Recorded information
┌──
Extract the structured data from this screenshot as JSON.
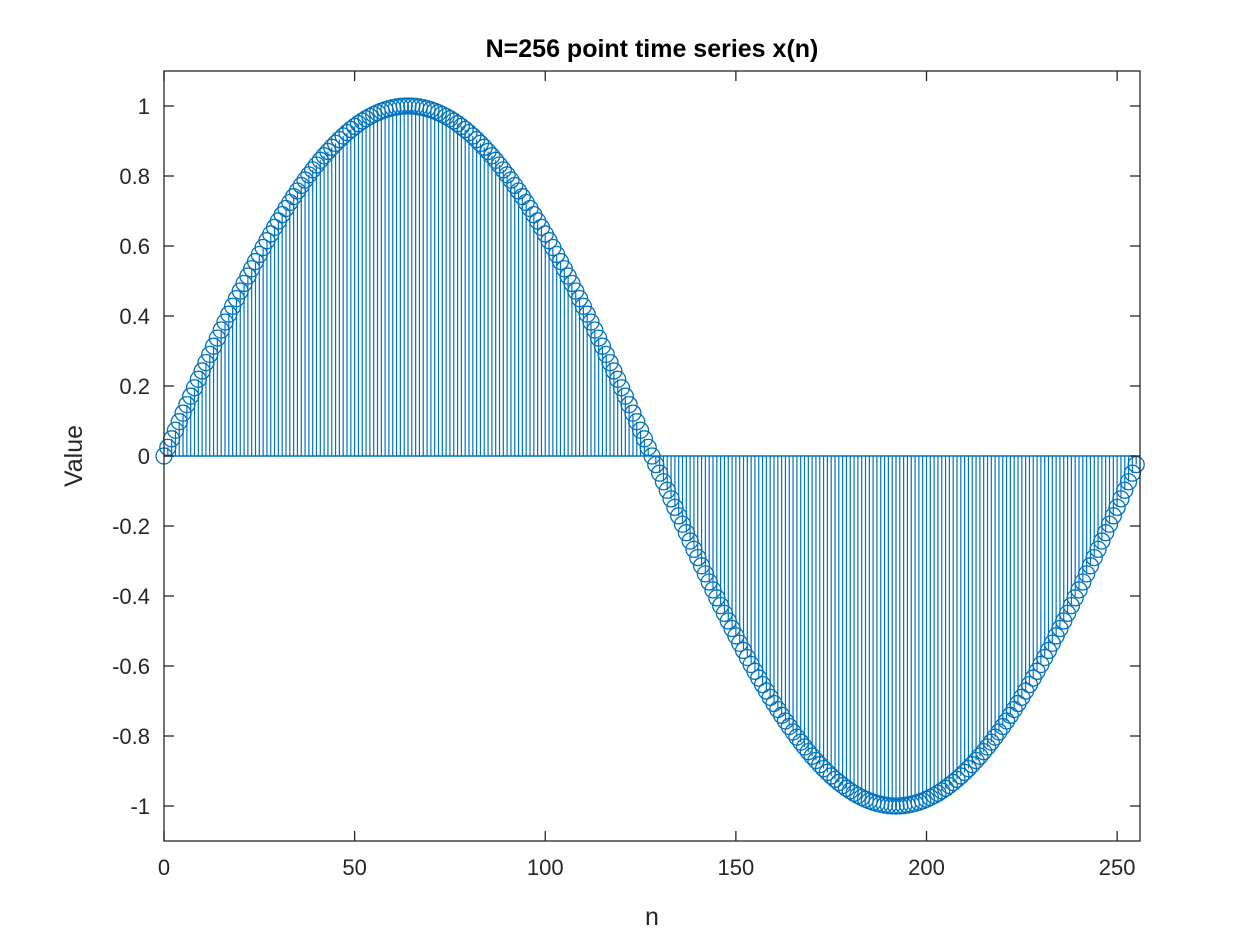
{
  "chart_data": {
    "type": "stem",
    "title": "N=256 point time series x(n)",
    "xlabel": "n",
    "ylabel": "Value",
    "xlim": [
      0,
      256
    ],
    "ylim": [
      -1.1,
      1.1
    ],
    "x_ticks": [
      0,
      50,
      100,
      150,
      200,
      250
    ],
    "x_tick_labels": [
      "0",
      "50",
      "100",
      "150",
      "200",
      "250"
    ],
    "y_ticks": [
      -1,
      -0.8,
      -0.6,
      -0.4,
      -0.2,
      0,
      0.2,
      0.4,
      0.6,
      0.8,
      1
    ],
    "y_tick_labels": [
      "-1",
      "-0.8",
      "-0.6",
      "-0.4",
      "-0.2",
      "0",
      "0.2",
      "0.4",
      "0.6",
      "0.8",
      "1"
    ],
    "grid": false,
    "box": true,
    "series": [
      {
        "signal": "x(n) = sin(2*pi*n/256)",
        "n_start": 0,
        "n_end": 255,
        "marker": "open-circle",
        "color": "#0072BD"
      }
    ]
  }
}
└──
The exercise
What is needed is an exact reproduction of the data, pictures excluded.

Task output
Extract the structured data from this screenshot as JSON.
{
  "chart_data": {
    "type": "stem",
    "title": "N=256 point time series x(n)",
    "xlabel": "n",
    "ylabel": "Value",
    "xlim": [
      0,
      256
    ],
    "ylim": [
      -1.1,
      1.1
    ],
    "x_ticks": [
      0,
      50,
      100,
      150,
      200,
      250
    ],
    "x_tick_labels": [
      "0",
      "50",
      "100",
      "150",
      "200",
      "250"
    ],
    "y_ticks": [
      -1,
      -0.8,
      -0.6,
      -0.4,
      -0.2,
      0,
      0.2,
      0.4,
      0.6,
      0.8,
      1
    ],
    "y_tick_labels": [
      "-1",
      "-0.8",
      "-0.6",
      "-0.4",
      "-0.2",
      "0",
      "0.2",
      "0.4",
      "0.6",
      "0.8",
      "1"
    ],
    "grid": false,
    "box": true,
    "series": [
      {
        "signal": "x(n) = sin(2*pi*n/256)",
        "n_start": 0,
        "n_end": 255,
        "marker": "open-circle",
        "color": "#0072BD"
      }
    ]
  }
}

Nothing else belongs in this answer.